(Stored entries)

◇ ◇ ◇

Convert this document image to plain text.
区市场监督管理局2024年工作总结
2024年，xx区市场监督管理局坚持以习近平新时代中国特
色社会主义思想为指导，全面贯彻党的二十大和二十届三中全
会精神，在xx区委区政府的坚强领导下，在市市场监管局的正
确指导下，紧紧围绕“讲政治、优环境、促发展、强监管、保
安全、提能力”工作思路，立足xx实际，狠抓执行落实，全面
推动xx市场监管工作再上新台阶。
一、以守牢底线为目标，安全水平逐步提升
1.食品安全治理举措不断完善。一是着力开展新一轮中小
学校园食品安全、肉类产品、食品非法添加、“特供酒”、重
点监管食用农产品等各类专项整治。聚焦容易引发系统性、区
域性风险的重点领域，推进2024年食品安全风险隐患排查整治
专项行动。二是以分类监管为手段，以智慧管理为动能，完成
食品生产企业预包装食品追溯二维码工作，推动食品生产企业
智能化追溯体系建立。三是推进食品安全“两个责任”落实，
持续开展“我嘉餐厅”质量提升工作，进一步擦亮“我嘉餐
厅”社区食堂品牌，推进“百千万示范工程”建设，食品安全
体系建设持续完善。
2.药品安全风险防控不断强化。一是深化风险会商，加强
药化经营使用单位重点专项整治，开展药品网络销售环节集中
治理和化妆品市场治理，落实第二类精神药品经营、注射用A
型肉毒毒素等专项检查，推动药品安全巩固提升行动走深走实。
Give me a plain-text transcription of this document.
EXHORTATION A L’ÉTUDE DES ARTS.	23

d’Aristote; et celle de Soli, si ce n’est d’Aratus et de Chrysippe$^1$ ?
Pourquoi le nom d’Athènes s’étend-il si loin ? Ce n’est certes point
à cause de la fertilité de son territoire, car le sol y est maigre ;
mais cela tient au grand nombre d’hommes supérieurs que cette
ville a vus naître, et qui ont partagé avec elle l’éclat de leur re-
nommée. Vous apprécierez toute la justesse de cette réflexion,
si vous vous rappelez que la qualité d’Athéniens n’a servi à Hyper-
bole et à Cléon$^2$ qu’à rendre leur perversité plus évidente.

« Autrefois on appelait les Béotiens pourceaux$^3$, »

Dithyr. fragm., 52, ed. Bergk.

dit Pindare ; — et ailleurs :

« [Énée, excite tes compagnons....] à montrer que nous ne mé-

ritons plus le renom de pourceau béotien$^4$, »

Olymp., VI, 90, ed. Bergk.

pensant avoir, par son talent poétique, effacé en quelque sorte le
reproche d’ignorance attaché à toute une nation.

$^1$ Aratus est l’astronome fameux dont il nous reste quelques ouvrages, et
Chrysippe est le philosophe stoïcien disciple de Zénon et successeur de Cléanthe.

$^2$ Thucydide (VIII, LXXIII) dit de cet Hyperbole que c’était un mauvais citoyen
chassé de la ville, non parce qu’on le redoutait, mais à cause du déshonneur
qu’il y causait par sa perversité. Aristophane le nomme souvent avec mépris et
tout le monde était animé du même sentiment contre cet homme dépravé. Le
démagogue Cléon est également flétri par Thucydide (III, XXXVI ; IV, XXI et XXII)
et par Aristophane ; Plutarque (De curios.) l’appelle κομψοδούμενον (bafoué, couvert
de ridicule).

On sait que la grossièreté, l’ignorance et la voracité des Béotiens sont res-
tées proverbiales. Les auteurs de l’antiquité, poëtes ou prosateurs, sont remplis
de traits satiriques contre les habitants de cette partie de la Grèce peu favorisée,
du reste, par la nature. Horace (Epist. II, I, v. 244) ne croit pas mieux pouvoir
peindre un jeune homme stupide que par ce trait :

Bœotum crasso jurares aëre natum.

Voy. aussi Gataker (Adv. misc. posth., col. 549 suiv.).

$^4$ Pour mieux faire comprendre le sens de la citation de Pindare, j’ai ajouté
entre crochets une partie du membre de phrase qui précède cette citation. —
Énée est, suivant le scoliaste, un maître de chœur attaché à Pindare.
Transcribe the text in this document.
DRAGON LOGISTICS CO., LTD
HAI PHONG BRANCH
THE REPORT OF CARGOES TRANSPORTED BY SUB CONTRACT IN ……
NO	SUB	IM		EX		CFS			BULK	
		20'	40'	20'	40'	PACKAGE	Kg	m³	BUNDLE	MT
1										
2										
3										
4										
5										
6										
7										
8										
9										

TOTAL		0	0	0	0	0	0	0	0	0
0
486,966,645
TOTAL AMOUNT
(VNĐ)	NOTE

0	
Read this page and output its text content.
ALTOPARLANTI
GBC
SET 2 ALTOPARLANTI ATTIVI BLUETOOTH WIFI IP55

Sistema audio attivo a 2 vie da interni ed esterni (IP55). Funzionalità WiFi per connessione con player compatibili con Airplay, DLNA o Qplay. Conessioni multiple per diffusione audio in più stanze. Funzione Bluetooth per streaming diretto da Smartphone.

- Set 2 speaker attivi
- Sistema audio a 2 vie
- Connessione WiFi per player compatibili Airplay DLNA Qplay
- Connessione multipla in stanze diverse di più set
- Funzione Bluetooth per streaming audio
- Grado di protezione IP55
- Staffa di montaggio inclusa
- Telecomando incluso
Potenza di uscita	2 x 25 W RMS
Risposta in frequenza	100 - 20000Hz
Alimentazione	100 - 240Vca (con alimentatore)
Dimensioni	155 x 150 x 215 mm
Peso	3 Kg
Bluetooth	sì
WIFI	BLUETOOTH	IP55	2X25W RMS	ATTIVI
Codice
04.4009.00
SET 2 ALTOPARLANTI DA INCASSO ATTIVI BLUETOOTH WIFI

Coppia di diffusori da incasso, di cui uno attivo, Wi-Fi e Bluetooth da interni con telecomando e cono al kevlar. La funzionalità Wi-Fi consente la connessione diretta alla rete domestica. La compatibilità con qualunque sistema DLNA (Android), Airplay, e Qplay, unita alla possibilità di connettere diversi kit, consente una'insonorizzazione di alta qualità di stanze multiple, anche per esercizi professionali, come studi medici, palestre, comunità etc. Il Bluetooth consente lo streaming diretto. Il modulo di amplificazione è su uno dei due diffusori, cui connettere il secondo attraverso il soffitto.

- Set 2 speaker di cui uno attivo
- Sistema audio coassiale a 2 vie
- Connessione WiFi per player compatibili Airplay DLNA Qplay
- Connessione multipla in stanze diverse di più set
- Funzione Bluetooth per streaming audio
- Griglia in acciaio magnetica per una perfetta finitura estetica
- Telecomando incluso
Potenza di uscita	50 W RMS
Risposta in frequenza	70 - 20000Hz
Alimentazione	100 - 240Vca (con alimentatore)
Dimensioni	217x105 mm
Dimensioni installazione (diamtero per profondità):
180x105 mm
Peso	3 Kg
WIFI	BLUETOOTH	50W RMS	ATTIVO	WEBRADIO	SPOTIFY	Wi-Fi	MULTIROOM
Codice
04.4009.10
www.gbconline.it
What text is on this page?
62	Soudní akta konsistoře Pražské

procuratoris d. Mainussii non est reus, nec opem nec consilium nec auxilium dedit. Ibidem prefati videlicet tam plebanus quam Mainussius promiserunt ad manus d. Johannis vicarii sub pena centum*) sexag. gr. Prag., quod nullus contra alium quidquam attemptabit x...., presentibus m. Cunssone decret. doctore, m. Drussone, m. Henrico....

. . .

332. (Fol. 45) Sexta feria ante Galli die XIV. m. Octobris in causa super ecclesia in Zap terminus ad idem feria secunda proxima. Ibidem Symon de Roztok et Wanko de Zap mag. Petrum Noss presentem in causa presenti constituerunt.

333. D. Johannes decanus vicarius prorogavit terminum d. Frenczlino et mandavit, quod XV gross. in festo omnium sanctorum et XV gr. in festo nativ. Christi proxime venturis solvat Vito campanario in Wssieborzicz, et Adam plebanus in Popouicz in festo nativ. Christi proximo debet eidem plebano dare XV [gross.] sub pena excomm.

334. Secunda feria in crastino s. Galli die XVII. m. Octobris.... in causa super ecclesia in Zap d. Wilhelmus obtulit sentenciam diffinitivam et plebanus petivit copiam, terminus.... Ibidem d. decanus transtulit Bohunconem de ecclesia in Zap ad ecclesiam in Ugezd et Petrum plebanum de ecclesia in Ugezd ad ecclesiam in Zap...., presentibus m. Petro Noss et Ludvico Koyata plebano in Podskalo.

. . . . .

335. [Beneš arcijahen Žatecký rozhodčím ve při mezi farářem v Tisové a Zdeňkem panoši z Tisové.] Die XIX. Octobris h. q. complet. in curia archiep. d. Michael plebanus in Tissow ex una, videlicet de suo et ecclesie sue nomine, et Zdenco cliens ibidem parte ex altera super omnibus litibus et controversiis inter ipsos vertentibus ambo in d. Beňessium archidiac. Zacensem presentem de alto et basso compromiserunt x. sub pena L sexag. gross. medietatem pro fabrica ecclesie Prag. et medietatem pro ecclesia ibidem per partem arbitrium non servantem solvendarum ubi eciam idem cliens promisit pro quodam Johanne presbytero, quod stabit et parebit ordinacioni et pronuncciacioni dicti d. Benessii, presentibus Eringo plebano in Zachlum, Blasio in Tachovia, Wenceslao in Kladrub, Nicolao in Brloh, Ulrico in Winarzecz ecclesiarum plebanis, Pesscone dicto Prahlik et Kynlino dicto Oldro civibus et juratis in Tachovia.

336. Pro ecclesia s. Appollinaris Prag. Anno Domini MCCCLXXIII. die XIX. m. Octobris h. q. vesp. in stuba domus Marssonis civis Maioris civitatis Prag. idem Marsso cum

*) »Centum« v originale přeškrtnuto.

◇ ◇ ◇

### The exercise
Write only the number of lines in the records that include the word "ville".

### Answer to the exercise
2